■ **Task to complete**:
Please transcribe the listing below in full and word for word, without its pictures.

■ **Supplied material**:
-- START --

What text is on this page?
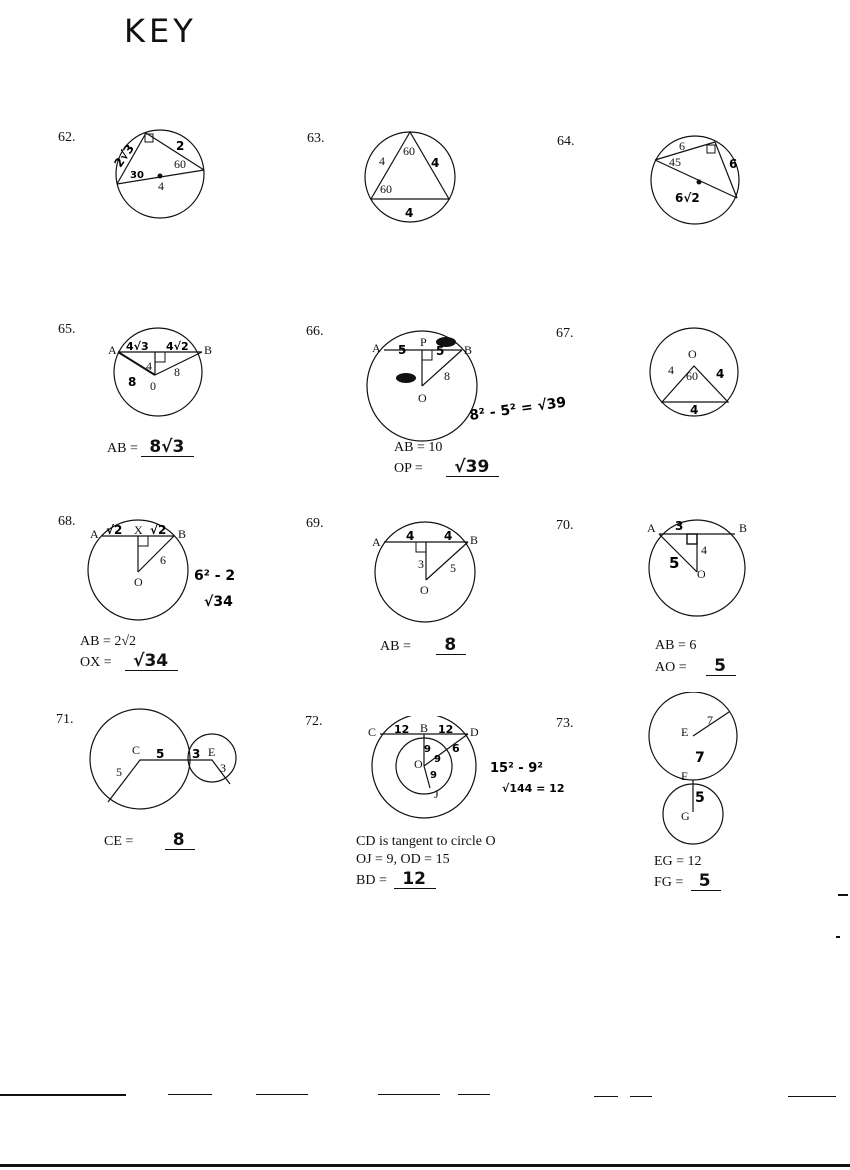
KEY
62.
2√3	2
60
30
4
63.
60
4	4
60
4
64.	6
45	6
6√2
65.
A	B
4√3 4√2
8
4 8
0
AB = 8√3
66.
A	P
B
5 5
8
O	8² - 5² = √39
AB = 10
OP = √39
67.
O
4 60 4
4
68.
A √2 X √2 B
6
O	6² - 2
√34
AB = 2√2
OX = √34
69.
A 4 4 B
3 5
O
AB = 8
70.	A 3	B
4
5
O
AB = 6
AO = 5
71.
C 5
5
3 E
3
CE = 8
72.
C 12 B 12 D
O
9
9
6
9
J
15² - 9²
√144 = 12
CD is tangent to circle O
OJ = 9, OD = 15
BD = 12
73.
E
7
7
F
5
G
EG = 12
FG = 5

-- END --

■ **Output for this exercise**:
What text is on this page?
KEY
62.
2√3	2
60
30
4
63.
60
4	4
60
4
64.	6
45	6
6√2
65.
A	B
4√3 4√2
8
4 8
0
AB = 8√3
66.
A	P
B
5 5
8
O	8² - 5² = √39
AB = 10
OP = √39
67.
O
4 60 4
4
68.
A √2 X √2 B
6
O	6² - 2
√34
AB = 2√2
OX = √34
69.
A 4 4 B
3 5
O
AB = 8
70.	A 3	B
4
5
O
AB = 6
AO = 5
71.
C 5
5
3 E
3
CE = 8
72.
C 12 B 12 D
O
9
9
6
9
J
15² - 9²
√144 = 12
CD is tangent to circle O
OJ = 9, OD = 15
BD = 12
73.
E
7
7
F
5
G
EG = 12
FG = 5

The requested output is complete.